INSTRUCTION.
Examine the entries and show every line in which the word "requested" is found.

+-------+

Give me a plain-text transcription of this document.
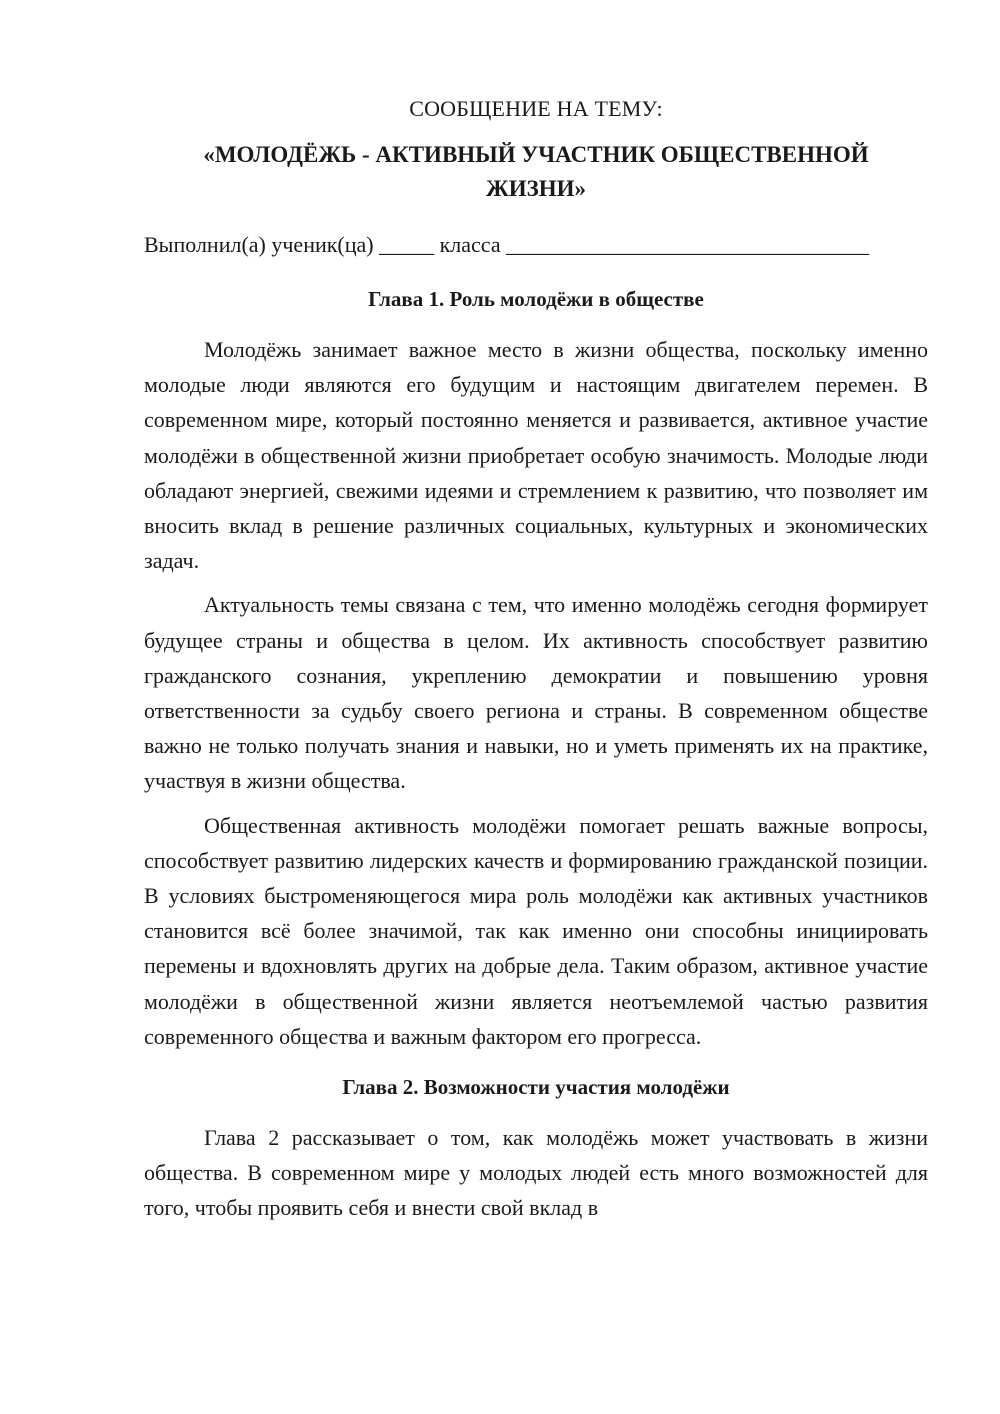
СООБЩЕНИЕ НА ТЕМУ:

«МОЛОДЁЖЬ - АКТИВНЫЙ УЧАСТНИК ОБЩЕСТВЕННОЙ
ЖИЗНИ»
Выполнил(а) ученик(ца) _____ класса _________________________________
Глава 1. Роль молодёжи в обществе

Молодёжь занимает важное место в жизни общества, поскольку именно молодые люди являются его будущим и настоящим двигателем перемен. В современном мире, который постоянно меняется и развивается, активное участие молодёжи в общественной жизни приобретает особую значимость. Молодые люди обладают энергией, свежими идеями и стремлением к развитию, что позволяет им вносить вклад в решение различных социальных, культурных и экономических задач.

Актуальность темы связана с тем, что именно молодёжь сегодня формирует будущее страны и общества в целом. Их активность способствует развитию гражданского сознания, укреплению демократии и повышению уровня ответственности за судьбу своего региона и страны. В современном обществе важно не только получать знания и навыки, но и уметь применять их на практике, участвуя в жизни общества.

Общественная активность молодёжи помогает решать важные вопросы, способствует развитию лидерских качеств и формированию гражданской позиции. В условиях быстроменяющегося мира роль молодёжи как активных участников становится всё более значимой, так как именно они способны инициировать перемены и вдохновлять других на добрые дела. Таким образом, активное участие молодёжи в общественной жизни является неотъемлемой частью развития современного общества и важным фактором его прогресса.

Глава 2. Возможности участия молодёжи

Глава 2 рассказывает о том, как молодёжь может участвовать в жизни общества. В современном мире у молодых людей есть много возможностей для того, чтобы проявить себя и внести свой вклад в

+-------+

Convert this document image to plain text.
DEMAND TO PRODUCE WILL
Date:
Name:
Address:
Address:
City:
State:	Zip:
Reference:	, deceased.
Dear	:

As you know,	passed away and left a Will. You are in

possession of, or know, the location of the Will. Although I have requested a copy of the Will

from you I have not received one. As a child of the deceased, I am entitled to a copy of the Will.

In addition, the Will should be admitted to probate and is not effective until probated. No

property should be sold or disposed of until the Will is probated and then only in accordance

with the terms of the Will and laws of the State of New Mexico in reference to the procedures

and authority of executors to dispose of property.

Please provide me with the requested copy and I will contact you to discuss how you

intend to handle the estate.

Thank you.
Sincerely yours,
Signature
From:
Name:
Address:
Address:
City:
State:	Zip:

+-------+

EXERCISE ANSWER.
possession of, or know, the location of the Will. Although I have requested a copy of the Will
Please provide me with the requested copy and I will contact you to discuss how you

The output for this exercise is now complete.